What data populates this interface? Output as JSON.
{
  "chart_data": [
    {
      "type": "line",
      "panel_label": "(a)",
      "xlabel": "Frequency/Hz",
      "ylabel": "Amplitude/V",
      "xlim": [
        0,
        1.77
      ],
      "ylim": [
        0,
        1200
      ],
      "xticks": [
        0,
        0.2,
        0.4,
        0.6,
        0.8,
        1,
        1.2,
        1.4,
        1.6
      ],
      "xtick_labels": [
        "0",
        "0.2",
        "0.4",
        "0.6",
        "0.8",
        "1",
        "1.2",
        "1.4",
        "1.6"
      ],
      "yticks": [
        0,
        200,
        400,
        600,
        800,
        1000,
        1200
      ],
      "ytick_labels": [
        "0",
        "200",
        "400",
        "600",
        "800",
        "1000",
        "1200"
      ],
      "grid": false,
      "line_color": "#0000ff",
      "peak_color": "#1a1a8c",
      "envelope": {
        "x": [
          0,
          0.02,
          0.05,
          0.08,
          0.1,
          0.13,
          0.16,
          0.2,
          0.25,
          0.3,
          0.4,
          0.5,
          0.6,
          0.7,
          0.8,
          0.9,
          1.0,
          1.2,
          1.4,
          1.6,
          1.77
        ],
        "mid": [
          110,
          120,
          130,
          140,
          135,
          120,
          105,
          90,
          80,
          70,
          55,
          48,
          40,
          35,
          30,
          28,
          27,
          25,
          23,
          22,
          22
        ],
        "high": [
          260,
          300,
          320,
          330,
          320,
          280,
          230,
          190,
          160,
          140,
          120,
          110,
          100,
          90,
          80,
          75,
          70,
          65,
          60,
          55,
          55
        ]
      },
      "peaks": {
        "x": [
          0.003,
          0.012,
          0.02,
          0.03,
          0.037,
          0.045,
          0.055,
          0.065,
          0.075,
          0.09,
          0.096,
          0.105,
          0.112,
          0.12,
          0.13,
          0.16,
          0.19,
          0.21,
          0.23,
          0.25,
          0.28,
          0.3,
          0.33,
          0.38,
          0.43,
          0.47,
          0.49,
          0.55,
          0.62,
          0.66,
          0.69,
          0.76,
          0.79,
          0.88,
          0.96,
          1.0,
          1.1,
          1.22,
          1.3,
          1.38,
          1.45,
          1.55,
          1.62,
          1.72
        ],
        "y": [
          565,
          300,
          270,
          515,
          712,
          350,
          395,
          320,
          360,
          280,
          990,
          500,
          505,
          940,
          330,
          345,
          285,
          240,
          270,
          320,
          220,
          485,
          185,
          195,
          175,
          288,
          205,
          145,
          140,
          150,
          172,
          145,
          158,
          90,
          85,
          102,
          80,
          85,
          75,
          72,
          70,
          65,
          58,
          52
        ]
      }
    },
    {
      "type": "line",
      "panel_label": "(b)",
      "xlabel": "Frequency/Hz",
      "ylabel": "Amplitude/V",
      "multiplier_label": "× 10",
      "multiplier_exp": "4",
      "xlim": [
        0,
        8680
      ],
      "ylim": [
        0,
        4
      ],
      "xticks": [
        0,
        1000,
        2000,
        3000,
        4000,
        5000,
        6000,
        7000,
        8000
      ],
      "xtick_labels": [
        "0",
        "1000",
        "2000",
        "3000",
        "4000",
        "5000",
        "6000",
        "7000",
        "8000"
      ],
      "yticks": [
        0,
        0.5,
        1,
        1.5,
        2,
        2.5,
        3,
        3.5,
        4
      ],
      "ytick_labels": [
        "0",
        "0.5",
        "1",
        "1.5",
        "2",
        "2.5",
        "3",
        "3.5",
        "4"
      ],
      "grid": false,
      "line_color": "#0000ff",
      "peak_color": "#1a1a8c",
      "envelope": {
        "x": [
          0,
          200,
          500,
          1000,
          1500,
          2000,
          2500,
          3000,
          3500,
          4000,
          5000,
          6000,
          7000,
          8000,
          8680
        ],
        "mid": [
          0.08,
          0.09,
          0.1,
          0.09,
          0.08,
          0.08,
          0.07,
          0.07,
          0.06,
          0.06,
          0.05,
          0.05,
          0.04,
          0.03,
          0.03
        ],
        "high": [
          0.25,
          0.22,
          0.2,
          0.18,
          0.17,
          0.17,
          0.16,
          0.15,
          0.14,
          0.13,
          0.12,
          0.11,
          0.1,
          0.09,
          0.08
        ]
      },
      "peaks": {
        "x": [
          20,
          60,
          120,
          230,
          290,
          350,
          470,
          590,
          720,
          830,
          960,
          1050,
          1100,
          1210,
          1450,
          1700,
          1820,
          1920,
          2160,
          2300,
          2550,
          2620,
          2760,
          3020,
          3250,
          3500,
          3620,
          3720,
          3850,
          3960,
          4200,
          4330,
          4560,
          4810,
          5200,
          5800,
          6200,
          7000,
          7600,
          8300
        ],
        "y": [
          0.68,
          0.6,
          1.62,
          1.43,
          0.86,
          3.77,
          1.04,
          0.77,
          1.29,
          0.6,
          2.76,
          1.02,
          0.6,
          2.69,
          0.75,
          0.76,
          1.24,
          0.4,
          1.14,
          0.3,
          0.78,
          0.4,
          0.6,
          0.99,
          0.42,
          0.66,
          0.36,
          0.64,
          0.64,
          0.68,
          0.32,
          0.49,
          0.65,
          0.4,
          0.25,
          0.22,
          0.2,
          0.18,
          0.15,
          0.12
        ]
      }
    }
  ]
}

YOUR OBJECTIVE: Every record above should be copied exactly.

FINAL RESULT:
What data populates this interface? Output as JSON.
{
  "chart_data": [
    {
      "type": "line",
      "panel_label": "(a)",
      "xlabel": "Frequency/Hz",
      "ylabel": "Amplitude/V",
      "xlim": [
        0,
        1.77
      ],
      "ylim": [
        0,
        1200
      ],
      "xticks": [
        0,
        0.2,
        0.4,
        0.6,
        0.8,
        1,
        1.2,
        1.4,
        1.6
      ],
      "xtick_labels": [
        "0",
        "0.2",
        "0.4",
        "0.6",
        "0.8",
        "1",
        "1.2",
        "1.4",
        "1.6"
      ],
      "yticks": [
        0,
        200,
        400,
        600,
        800,
        1000,
        1200
      ],
      "ytick_labels": [
        "0",
        "200",
        "400",
        "600",
        "800",
        "1000",
        "1200"
      ],
      "grid": false,
      "line_color": "#0000ff",
      "peak_color": "#1a1a8c",
      "envelope": {
        "x": [
          0,
          0.02,
          0.05,
          0.08,
          0.1,
          0.13,
          0.16,
          0.2,
          0.25,
          0.3,
          0.4,
          0.5,
          0.6,
          0.7,
          0.8,
          0.9,
          1.0,
          1.2,
          1.4,
          1.6,
          1.77
        ],
        "mid": [
          110,
          120,
          130,
          140,
          135,
          120,
          105,
          90,
          80,
          70,
          55,
          48,
          40,
          35,
          30,
          28,
          27,
          25,
          23,
          22,
          22
        ],
        "high": [
          260,
          300,
          320,
          330,
          320,
          280,
          230,
          190,
          160,
          140,
          120,
          110,
          100,
          90,
          80,
          75,
          70,
          65,
          60,
          55,
          55
        ]
      },
      "peaks": {
        "x": [
          0.003,
          0.012,
          0.02,
          0.03,
          0.037,
          0.045,
          0.055,
          0.065,
          0.075,
          0.09,
          0.096,
          0.105,
          0.112,
          0.12,
          0.13,
          0.16,
          0.19,
          0.21,
          0.23,
          0.25,
          0.28,
          0.3,
          0.33,
          0.38,
          0.43,
          0.47,
          0.49,
          0.55,
          0.62,
          0.66,
          0.69,
          0.76,
          0.79,
          0.88,
          0.96,
          1.0,
          1.1,
          1.22,
          1.3,
          1.38,
          1.45,
          1.55,
          1.62,
          1.72
        ],
        "y": [
          565,
          300,
          270,
          515,
          712,
          350,
          395,
          320,
          360,
          280,
          990,
          500,
          505,
          940,
          330,
          345,
          285,
          240,
          270,
          320,
          220,
          485,
          185,
          195,
          175,
          288,
          205,
          145,
          140,
          150,
          172,
          145,
          158,
          90,
          85,
          102,
          80,
          85,
          75,
          72,
          70,
          65,
          58,
          52
        ]
      }
    },
    {
      "type": "line",
      "panel_label": "(b)",
      "xlabel": "Frequency/Hz",
      "ylabel": "Amplitude/V",
      "multiplier_label": "× 10",
      "multiplier_exp": "4",
      "xlim": [
        0,
        8680
      ],
      "ylim": [
        0,
        4
      ],
      "xticks": [
        0,
        1000,
        2000,
        3000,
        4000,
        5000,
        6000,
        7000,
        8000
      ],
      "xtick_labels": [
        "0",
        "1000",
        "2000",
        "3000",
        "4000",
        "5000",
        "6000",
        "7000",
        "8000"
      ],
      "yticks": [
        0,
        0.5,
        1,
        1.5,
        2,
        2.5,
        3,
        3.5,
        4
      ],
      "ytick_labels": [
        "0",
        "0.5",
        "1",
        "1.5",
        "2",
        "2.5",
        "3",
        "3.5",
        "4"
      ],
      "grid": false,
      "line_color": "#0000ff",
      "peak_color": "#1a1a8c",
      "envelope": {
        "x": [
          0,
          200,
          500,
          1000,
          1500,
          2000,
          2500,
          3000,
          3500,
          4000,
          5000,
          6000,
          7000,
          8000,
          8680
        ],
        "mid": [
          0.08,
          0.09,
          0.1,
          0.09,
          0.08,
          0.08,
          0.07,
          0.07,
          0.06,
          0.06,
          0.05,
          0.05,
          0.04,
          0.03,
          0.03
        ],
        "high": [
          0.25,
          0.22,
          0.2,
          0.18,
          0.17,
          0.17,
          0.16,
          0.15,
          0.14,
          0.13,
          0.12,
          0.11,
          0.1,
          0.09,
          0.08
        ]
      },
      "peaks": {
        "x": [
          20,
          60,
          120,
          230,
          290,
          350,
          470,
          590,
          720,
          830,
          960,
          1050,
          1100,
          1210,
          1450,
          1700,
          1820,
          1920,
          2160,
          2300,
          2550,
          2620,
          2760,
          3020,
          3250,
          3500,
          3620,
          3720,
          3850,
          3960,
          4200,
          4330,
          4560,
          4810,
          5200,
          5800,
          6200,
          7000,
          7600,
          8300
        ],
        "y": [
          0.68,
          0.6,
          1.62,
          1.43,
          0.86,
          3.77,
          1.04,
          0.77,
          1.29,
          0.6,
          2.76,
          1.02,
          0.6,
          2.69,
          0.75,
          0.76,
          1.24,
          0.4,
          1.14,
          0.3,
          0.78,
          0.4,
          0.6,
          0.99,
          0.42,
          0.66,
          0.36,
          0.64,
          0.64,
          0.68,
          0.32,
          0.49,
          0.65,
          0.4,
          0.25,
          0.22,
          0.2,
          0.18,
          0.15,
          0.12
        ]
      }
    }
  ]
}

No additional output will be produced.